-- Start of Input records --
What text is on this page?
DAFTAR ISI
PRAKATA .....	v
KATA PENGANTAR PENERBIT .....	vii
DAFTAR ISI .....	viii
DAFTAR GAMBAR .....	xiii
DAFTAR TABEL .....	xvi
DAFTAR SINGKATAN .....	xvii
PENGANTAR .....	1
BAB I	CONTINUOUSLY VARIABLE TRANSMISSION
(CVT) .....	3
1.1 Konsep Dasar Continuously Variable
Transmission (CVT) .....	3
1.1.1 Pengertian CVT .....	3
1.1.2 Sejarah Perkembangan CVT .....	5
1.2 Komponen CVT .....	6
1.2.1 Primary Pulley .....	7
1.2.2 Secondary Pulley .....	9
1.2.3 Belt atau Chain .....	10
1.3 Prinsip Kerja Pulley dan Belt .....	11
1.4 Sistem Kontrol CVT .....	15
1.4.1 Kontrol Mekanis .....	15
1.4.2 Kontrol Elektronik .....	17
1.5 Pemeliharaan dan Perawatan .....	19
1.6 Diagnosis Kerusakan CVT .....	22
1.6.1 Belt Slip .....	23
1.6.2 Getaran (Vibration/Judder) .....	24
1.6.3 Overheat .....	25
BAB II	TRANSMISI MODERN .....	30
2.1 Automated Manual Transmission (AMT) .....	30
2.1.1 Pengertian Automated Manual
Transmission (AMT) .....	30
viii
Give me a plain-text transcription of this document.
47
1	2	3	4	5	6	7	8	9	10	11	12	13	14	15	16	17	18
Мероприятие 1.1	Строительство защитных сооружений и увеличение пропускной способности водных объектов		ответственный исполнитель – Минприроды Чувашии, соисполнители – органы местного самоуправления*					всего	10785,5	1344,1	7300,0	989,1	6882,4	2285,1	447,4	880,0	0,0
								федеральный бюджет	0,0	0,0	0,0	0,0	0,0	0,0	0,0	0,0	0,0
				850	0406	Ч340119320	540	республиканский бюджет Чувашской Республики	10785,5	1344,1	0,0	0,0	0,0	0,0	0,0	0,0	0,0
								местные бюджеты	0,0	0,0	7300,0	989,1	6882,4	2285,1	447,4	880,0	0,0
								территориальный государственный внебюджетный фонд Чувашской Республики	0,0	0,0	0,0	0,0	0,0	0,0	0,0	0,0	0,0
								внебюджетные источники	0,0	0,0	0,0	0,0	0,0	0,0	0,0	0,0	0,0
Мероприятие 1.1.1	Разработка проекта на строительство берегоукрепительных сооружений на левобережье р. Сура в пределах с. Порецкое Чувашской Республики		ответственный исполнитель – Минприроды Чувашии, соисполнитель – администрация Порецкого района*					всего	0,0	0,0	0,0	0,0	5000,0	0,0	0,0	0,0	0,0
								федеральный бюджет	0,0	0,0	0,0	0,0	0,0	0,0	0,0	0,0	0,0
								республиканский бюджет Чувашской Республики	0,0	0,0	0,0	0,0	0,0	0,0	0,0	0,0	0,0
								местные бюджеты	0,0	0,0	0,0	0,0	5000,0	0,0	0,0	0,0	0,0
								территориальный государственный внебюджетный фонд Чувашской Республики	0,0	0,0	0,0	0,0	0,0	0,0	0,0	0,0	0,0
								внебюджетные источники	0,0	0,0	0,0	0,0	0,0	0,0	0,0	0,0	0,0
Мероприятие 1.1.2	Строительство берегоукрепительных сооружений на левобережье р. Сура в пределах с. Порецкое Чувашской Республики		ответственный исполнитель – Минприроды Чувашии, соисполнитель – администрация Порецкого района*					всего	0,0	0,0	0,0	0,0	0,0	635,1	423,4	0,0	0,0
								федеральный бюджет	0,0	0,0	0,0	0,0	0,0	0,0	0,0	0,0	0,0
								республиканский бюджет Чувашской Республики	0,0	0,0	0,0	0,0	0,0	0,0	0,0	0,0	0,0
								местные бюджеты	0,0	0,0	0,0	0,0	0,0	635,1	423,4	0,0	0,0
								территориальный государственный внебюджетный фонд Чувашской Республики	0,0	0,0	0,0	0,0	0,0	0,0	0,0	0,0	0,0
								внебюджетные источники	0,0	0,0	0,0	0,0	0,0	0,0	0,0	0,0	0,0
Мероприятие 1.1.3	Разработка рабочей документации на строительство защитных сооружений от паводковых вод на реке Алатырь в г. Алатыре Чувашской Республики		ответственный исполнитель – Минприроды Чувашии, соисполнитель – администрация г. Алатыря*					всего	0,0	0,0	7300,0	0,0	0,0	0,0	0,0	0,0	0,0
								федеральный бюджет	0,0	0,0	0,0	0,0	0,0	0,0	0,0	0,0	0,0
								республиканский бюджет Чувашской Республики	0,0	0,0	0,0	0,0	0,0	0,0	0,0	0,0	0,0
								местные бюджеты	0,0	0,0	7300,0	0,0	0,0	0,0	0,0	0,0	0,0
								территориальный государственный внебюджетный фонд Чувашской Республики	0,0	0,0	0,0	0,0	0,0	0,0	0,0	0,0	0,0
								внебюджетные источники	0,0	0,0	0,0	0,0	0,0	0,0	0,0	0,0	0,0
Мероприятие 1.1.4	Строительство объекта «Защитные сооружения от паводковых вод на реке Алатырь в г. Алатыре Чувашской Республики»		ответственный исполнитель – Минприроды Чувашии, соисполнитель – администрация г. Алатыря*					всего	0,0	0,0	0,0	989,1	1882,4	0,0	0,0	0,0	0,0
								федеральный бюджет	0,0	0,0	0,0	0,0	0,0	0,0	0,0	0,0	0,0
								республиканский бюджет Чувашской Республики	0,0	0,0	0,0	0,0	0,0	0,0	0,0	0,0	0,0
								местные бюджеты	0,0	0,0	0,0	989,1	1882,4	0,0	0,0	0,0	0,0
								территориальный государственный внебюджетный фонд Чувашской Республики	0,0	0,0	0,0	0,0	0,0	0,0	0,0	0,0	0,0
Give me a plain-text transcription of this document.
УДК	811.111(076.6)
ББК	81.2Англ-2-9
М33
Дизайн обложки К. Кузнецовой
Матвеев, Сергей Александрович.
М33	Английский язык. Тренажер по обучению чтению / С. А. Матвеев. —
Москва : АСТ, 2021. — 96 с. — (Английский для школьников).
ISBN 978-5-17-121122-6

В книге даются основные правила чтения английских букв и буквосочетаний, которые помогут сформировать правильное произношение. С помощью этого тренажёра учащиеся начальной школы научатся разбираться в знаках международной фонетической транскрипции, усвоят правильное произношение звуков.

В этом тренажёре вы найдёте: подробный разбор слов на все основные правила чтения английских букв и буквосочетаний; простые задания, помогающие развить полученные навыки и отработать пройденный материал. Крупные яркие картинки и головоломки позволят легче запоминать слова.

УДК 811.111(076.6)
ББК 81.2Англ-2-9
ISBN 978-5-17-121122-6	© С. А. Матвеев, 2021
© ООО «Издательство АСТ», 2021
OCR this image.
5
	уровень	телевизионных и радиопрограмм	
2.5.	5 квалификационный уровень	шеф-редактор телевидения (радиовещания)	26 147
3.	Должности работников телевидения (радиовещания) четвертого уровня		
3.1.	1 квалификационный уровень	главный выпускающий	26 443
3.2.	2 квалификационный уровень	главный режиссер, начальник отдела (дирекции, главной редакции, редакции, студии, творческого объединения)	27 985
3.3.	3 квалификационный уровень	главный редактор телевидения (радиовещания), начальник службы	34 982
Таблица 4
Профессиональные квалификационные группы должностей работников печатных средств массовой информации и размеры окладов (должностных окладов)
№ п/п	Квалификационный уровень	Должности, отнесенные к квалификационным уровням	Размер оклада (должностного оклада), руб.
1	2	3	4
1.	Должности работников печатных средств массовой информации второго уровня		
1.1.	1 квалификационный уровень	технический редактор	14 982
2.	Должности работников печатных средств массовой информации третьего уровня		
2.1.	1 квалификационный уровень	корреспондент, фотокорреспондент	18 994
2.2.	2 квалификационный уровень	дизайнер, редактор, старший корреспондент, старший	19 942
-- End of Input records --
Find all lines holding the string "местные" and copy them.

								местные бюджеты	0,0	0,0	7300,0	989,1	6882,4	2285,1	447,4	880,0	0,0
								местные бюджеты	0,0	0,0	0,0	0,0	5000,0	0,0	0,0	0,0	0,0
								местные бюджеты	0,0	0,0	0,0	0,0	0,0	635,1	423,4	0,0	0,0
								местные бюджеты	0,0	0,0	7300,0	0,0	0,0	0,0	0,0	0,0	0,0
								местные бюджеты	0,0	0,0	0,0	989,1	1882,4	0,0	0,0	0,0	0,0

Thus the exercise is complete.